Objective: Reproduce the records below in full and word for word, excluding pictures.

>> START Data to process

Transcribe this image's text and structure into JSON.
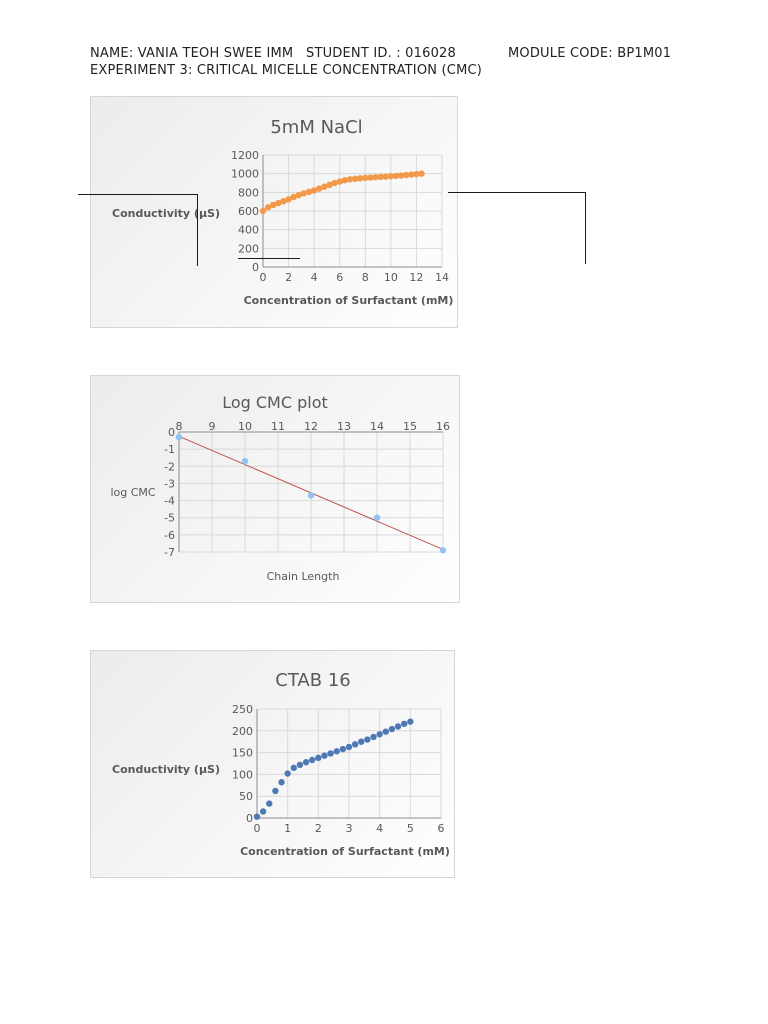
{
  "header": {
    "name": "NAME: VANIA TEOH SWEE IMM",
    "student_id": "STUDENT ID. : 016028",
    "module_code": "MODULE CODE: BP1M01",
    "experiment": "EXPERIMENT 3: CRITICAL MICELLE CONCENTRATION (CMC)"
  },
  "chart_data": [
    {
      "type": "scatter",
      "title": "5mM NaCl",
      "xlabel": "Concentration of Surfactant (mM)",
      "ylabel": "Conductivity (µS)",
      "xlim": [
        0,
        14
      ],
      "ylim": [
        0,
        1200
      ],
      "xticks": [
        0,
        2,
        4,
        6,
        8,
        10,
        12,
        14
      ],
      "yticks": [
        0,
        200,
        400,
        600,
        800,
        1000,
        1200
      ],
      "grid": true,
      "legend": "none",
      "color": "#f2994a",
      "series": [
        {
          "x": [
            0,
            0.4,
            0.8,
            1.2,
            1.6,
            2.0,
            2.4,
            2.8,
            3.2,
            3.6,
            4.0,
            4.4,
            4.8,
            5.2,
            5.6,
            6.0,
            6.4,
            6.8,
            7.2,
            7.6,
            8.0,
            8.4,
            8.8,
            9.2,
            9.6,
            10.0,
            10.4,
            10.8,
            11.2,
            11.6,
            12.0,
            12.4
          ],
          "y": [
            600,
            640,
            665,
            685,
            705,
            725,
            750,
            770,
            790,
            805,
            820,
            840,
            860,
            880,
            900,
            915,
            930,
            940,
            945,
            950,
            955,
            958,
            962,
            965,
            968,
            972,
            976,
            980,
            985,
            990,
            995,
            1000
          ]
        }
      ]
    },
    {
      "type": "scatter",
      "title": "Log CMC plot",
      "xlabel": "Chain Length",
      "ylabel": "log CMC",
      "xlim": [
        8,
        16
      ],
      "ylim": [
        -7,
        0
      ],
      "xticks": [
        8,
        9,
        10,
        11,
        12,
        13,
        14,
        15,
        16
      ],
      "yticks": [
        0,
        -1,
        -2,
        -3,
        -4,
        -5,
        -6,
        -7
      ],
      "x_axis_position": "top",
      "grid": true,
      "legend": "none",
      "color": "#8fc3f5",
      "trendline_color": "#c0504d",
      "series": [
        {
          "x": [
            8,
            10,
            12,
            14,
            16
          ],
          "y": [
            -0.3,
            -1.7,
            -3.7,
            -5.0,
            -6.9
          ]
        }
      ],
      "trendline": {
        "x": [
          8,
          16
        ],
        "y": [
          -0.25,
          -6.85
        ]
      }
    },
    {
      "type": "scatter",
      "title": "CTAB 16",
      "xlabel": "Concentration of Surfactant (mM)",
      "ylabel": "Conductivity (µS)",
      "xlim": [
        0,
        6
      ],
      "ylim": [
        0,
        250
      ],
      "xticks": [
        0,
        1,
        2,
        3,
        4,
        5,
        6
      ],
      "yticks": [
        0,
        50,
        100,
        150,
        200,
        250
      ],
      "grid": true,
      "legend": "none",
      "color": "#4e79b4",
      "series": [
        {
          "x": [
            0,
            0.2,
            0.4,
            0.6,
            0.8,
            1.0,
            1.2,
            1.4,
            1.6,
            1.8,
            2.0,
            2.2,
            2.4,
            2.6,
            2.8,
            3.0,
            3.2,
            3.4,
            3.6,
            3.8,
            4.0,
            4.2,
            4.4,
            4.6,
            4.8,
            5.0
          ],
          "y": [
            3,
            15,
            33,
            62,
            82,
            102,
            115,
            122,
            128,
            133,
            138,
            143,
            148,
            153,
            158,
            163,
            169,
            175,
            180,
            186,
            192,
            198,
            204,
            210,
            216,
            221
          ]
        }
      ]
    }
  ]
}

>> END Data to process

In response:
Transcribe this image's text and structure into JSON.
{
  "header": {
    "name": "NAME: VANIA TEOH SWEE IMM",
    "student_id": "STUDENT ID. : 016028",
    "module_code": "MODULE CODE: BP1M01",
    "experiment": "EXPERIMENT 3: CRITICAL MICELLE CONCENTRATION (CMC)"
  },
  "chart_data": [
    {
      "type": "scatter",
      "title": "5mM NaCl",
      "xlabel": "Concentration of Surfactant (mM)",
      "ylabel": "Conductivity (µS)",
      "xlim": [
        0,
        14
      ],
      "ylim": [
        0,
        1200
      ],
      "xticks": [
        0,
        2,
        4,
        6,
        8,
        10,
        12,
        14
      ],
      "yticks": [
        0,
        200,
        400,
        600,
        800,
        1000,
        1200
      ],
      "grid": true,
      "legend": "none",
      "color": "#f2994a",
      "series": [
        {
          "x": [
            0,
            0.4,
            0.8,
            1.2,
            1.6,
            2.0,
            2.4,
            2.8,
            3.2,
            3.6,
            4.0,
            4.4,
            4.8,
            5.2,
            5.6,
            6.0,
            6.4,
            6.8,
            7.2,
            7.6,
            8.0,
            8.4,
            8.8,
            9.2,
            9.6,
            10.0,
            10.4,
            10.8,
            11.2,
            11.6,
            12.0,
            12.4
          ],
          "y": [
            600,
            640,
            665,
            685,
            705,
            725,
            750,
            770,
            790,
            805,
            820,
            840,
            860,
            880,
            900,
            915,
            930,
            940,
            945,
            950,
            955,
            958,
            962,
            965,
            968,
            972,
            976,
            980,
            985,
            990,
            995,
            1000
          ]
        }
      ]
    },
    {
      "type": "scatter",
      "title": "Log CMC plot",
      "xlabel": "Chain Length",
      "ylabel": "log CMC",
      "xlim": [
        8,
        16
      ],
      "ylim": [
        -7,
        0
      ],
      "xticks": [
        8,
        9,
        10,
        11,
        12,
        13,
        14,
        15,
        16
      ],
      "yticks": [
        0,
        -1,
        -2,
        -3,
        -4,
        -5,
        -6,
        -7
      ],
      "x_axis_position": "top",
      "grid": true,
      "legend": "none",
      "color": "#8fc3f5",
      "trendline_color": "#c0504d",
      "series": [
        {
          "x": [
            8,
            10,
            12,
            14,
            16
          ],
          "y": [
            -0.3,
            -1.7,
            -3.7,
            -5.0,
            -6.9
          ]
        }
      ],
      "trendline": {
        "x": [
          8,
          16
        ],
        "y": [
          -0.25,
          -6.85
        ]
      }
    },
    {
      "type": "scatter",
      "title": "CTAB 16",
      "xlabel": "Concentration of Surfactant (mM)",
      "ylabel": "Conductivity (µS)",
      "xlim": [
        0,
        6
      ],
      "ylim": [
        0,
        250
      ],
      "xticks": [
        0,
        1,
        2,
        3,
        4,
        5,
        6
      ],
      "yticks": [
        0,
        50,
        100,
        150,
        200,
        250
      ],
      "grid": true,
      "legend": "none",
      "color": "#4e79b4",
      "series": [
        {
          "x": [
            0,
            0.2,
            0.4,
            0.6,
            0.8,
            1.0,
            1.2,
            1.4,
            1.6,
            1.8,
            2.0,
            2.2,
            2.4,
            2.6,
            2.8,
            3.0,
            3.2,
            3.4,
            3.6,
            3.8,
            4.0,
            4.2,
            4.4,
            4.6,
            4.8,
            5.0
          ],
          "y": [
            3,
            15,
            33,
            62,
            82,
            102,
            115,
            122,
            128,
            133,
            138,
            143,
            148,
            153,
            158,
            163,
            169,
            175,
            180,
            186,
            192,
            198,
            204,
            210,
            216,
            221
          ]
        }
      ]
    }
  ]
}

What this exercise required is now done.